■ Stated goal ■
Search the records for the word "content" and report each line that has it.

■ Material shown ■
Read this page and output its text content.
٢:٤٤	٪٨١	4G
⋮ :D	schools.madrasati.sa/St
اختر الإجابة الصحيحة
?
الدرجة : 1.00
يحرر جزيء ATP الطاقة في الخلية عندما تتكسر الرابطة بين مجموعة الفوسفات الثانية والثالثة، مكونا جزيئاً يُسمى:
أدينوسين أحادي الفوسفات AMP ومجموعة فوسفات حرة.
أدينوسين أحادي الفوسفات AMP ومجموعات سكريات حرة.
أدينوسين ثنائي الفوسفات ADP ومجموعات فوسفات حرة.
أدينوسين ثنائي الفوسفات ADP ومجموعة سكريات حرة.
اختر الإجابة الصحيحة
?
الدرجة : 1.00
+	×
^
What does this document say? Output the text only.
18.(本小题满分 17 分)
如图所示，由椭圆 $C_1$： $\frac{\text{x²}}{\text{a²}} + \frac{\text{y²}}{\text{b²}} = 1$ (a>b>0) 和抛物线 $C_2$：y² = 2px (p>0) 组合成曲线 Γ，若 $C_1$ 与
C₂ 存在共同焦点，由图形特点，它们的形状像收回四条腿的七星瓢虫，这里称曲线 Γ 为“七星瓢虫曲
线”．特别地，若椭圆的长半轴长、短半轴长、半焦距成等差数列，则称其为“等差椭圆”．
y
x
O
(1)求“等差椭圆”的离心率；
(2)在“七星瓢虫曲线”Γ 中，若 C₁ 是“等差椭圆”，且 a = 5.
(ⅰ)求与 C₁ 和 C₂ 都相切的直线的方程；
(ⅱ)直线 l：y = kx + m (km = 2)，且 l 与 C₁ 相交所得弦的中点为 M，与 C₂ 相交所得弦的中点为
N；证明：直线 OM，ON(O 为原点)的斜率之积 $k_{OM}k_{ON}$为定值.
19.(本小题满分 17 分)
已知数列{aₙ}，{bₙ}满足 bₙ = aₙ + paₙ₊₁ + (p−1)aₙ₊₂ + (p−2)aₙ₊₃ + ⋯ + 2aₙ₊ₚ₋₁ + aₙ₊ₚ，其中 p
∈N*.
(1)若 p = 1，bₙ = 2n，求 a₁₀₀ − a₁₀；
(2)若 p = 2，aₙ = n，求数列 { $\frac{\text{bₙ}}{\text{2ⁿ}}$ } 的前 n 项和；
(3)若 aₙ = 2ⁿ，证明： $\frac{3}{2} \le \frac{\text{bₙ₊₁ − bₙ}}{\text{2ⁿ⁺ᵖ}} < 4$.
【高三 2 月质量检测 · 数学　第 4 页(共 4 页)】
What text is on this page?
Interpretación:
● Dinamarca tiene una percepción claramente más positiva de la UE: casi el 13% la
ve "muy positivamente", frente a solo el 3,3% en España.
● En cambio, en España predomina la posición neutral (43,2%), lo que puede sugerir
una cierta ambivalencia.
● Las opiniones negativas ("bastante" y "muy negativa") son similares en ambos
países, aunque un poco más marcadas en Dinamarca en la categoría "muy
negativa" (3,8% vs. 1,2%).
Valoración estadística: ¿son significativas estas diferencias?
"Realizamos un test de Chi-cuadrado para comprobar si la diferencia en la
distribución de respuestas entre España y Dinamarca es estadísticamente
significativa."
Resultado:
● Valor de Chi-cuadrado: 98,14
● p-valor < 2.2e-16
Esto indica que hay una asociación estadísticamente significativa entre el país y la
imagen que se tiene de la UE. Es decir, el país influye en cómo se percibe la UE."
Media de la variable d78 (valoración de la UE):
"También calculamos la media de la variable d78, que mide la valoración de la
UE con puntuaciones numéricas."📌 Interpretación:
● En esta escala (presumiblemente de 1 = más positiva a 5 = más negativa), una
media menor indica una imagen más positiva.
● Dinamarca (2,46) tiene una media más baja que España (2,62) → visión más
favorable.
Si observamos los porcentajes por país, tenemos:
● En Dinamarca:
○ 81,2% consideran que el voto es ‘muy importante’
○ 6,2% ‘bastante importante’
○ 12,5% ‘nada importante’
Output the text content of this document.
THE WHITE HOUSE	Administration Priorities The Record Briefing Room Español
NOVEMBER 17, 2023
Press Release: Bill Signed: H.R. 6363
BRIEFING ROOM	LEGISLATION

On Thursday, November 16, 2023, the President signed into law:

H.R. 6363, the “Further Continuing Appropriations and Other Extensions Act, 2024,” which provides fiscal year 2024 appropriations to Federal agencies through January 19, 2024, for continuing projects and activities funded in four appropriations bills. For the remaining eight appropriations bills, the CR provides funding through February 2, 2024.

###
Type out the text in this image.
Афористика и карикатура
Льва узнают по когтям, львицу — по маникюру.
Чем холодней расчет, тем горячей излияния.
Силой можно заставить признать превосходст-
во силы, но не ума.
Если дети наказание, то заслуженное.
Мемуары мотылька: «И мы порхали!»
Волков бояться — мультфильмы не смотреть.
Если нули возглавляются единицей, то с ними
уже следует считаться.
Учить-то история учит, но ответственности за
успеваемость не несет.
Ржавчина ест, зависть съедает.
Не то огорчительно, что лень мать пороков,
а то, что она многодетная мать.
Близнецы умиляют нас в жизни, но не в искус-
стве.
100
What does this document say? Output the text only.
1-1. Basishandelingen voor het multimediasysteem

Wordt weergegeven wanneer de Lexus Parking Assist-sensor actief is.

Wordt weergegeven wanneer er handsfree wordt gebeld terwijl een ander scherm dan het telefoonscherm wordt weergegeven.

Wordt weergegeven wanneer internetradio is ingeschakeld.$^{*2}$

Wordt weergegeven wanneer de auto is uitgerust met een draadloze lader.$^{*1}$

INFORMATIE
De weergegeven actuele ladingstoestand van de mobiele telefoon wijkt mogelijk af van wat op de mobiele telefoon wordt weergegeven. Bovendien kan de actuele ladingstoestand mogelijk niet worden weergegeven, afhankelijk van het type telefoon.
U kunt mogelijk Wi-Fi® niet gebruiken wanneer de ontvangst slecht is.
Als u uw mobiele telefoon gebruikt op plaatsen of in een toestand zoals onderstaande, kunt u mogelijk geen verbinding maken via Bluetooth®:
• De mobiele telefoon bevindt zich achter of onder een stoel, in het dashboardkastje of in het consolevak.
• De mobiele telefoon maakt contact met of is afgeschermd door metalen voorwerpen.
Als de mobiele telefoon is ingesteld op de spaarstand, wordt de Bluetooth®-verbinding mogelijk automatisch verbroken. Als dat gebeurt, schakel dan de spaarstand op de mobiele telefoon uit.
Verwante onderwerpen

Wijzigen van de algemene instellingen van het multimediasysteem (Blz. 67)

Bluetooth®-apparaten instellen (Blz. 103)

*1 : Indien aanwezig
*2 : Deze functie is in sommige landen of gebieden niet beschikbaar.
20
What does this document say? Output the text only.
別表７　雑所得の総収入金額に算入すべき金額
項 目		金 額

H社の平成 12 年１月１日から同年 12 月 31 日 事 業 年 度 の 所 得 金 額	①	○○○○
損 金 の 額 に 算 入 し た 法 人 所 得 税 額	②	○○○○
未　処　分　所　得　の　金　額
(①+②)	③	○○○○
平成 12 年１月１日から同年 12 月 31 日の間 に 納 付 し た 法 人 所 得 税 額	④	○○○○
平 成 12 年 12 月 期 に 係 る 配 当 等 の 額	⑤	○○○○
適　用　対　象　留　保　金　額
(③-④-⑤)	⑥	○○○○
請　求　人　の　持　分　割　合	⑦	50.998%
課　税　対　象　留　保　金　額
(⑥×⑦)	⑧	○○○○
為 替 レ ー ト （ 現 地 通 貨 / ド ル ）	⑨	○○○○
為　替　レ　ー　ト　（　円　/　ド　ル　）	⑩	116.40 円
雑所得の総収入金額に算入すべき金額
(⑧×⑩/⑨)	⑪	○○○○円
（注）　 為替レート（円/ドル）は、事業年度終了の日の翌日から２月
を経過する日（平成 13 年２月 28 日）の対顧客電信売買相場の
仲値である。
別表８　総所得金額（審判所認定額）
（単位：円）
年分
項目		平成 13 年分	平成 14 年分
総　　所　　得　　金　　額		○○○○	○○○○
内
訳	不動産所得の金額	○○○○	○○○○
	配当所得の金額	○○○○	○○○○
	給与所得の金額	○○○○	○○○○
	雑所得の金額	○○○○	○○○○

■ Exercise result ■
Read this page and output its text content.
Output the text content of this document.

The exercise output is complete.